Provide the count of lines that hold "accuracy" and no other output.

* [Provided information]

********************

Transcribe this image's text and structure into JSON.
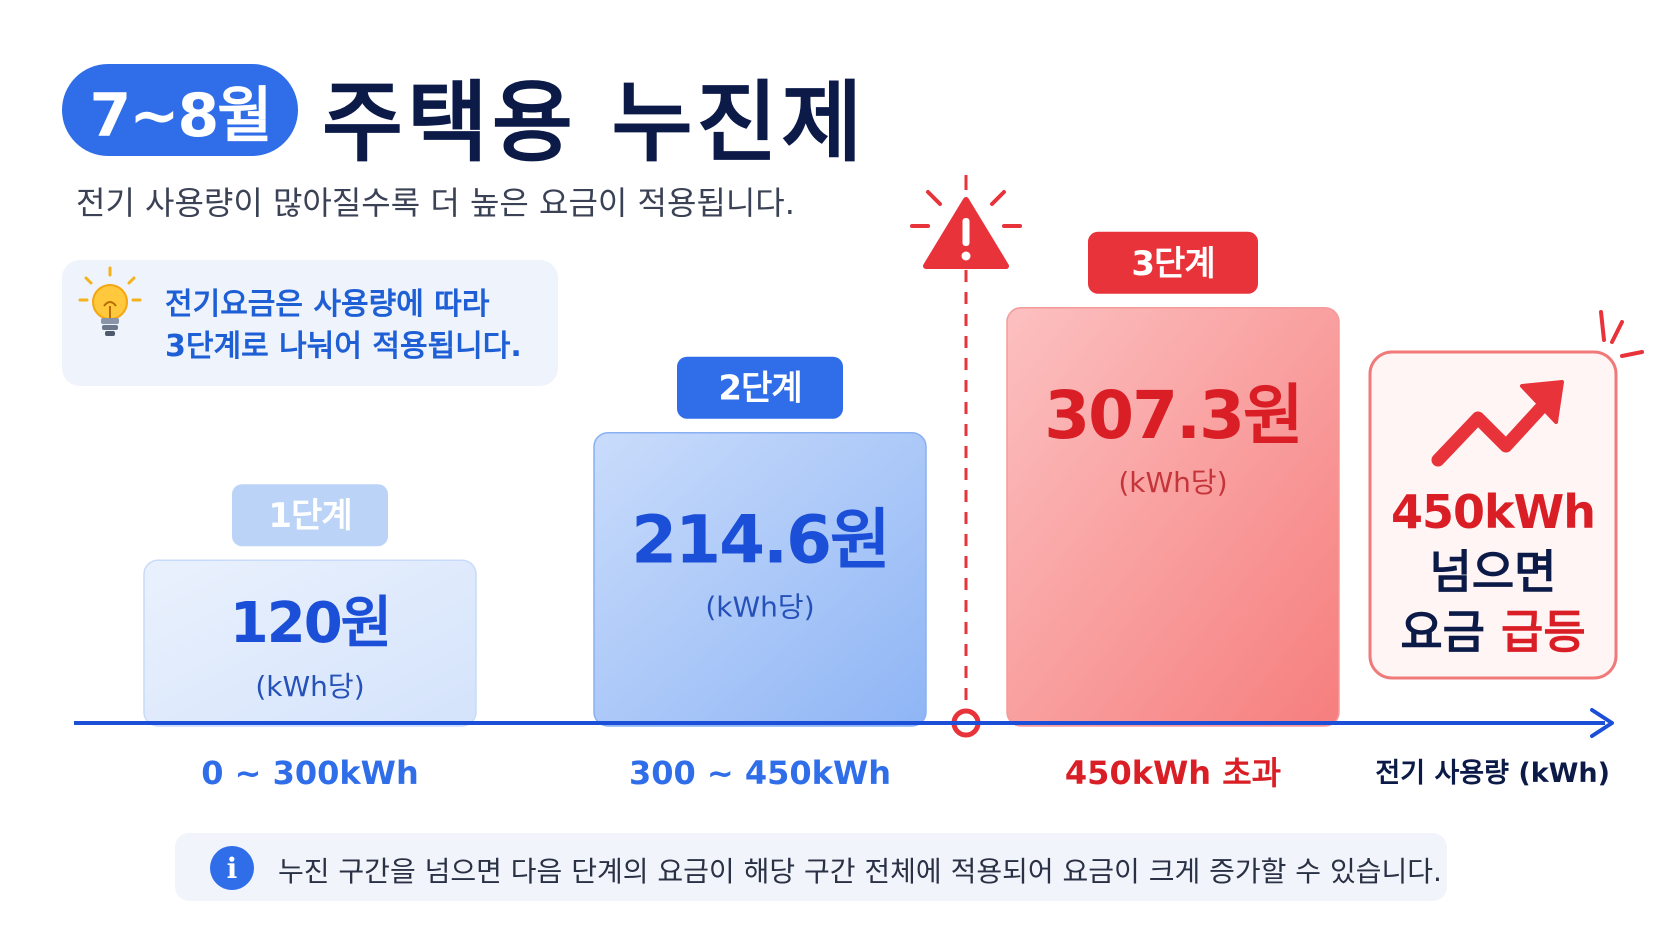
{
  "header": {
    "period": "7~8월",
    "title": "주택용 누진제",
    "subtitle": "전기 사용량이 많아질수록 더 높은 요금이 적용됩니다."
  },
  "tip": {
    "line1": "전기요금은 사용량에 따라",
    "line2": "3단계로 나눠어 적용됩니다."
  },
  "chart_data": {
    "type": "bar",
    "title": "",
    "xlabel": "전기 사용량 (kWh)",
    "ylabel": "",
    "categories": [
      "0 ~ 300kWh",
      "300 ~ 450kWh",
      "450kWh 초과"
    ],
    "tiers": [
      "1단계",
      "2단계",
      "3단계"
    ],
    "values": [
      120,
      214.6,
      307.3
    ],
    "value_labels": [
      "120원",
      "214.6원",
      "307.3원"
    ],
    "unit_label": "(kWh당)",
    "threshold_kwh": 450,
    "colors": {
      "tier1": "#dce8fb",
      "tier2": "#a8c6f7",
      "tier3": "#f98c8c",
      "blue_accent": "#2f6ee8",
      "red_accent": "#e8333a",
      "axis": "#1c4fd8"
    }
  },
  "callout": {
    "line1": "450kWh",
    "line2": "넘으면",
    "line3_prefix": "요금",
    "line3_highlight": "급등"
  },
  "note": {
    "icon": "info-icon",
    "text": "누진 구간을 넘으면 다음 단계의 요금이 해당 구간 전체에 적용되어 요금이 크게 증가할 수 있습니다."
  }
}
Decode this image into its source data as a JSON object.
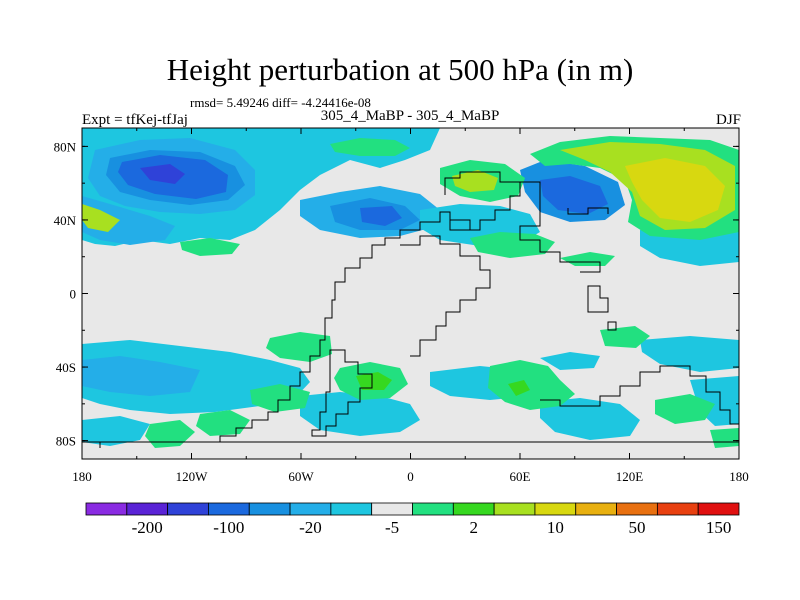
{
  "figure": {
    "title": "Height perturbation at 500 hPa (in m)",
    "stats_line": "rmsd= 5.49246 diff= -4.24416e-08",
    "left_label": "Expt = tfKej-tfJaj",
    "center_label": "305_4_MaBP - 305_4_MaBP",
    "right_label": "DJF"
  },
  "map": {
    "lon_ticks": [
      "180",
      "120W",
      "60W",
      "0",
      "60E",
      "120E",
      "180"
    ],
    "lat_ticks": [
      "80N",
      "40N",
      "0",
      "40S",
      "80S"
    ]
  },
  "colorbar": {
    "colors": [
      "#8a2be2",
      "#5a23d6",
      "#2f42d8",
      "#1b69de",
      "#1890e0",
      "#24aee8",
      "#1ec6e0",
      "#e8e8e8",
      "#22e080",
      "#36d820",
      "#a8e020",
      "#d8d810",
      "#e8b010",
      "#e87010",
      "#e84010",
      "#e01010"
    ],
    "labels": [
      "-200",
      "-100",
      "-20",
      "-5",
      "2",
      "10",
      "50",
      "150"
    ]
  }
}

********************

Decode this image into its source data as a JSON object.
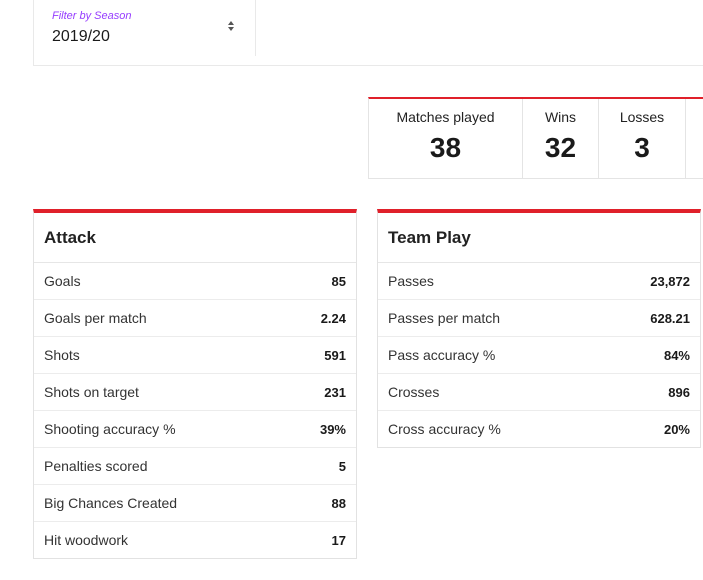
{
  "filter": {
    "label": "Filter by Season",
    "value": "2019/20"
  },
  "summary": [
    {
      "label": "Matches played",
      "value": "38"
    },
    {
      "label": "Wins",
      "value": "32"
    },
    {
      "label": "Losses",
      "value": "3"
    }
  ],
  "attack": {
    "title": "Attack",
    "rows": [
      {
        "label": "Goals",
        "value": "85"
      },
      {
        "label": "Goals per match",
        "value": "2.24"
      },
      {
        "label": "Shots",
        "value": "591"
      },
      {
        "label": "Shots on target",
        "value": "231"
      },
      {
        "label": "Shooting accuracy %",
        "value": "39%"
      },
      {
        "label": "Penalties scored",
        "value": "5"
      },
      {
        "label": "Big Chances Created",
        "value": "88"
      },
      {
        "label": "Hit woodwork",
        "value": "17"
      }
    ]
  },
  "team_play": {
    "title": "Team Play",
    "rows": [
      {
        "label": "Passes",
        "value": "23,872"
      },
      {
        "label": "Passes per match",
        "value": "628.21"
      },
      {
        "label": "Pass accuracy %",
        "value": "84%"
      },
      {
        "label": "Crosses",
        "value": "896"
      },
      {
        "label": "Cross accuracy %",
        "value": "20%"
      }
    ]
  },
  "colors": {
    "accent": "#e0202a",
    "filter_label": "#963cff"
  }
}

********************

* [The solution]
3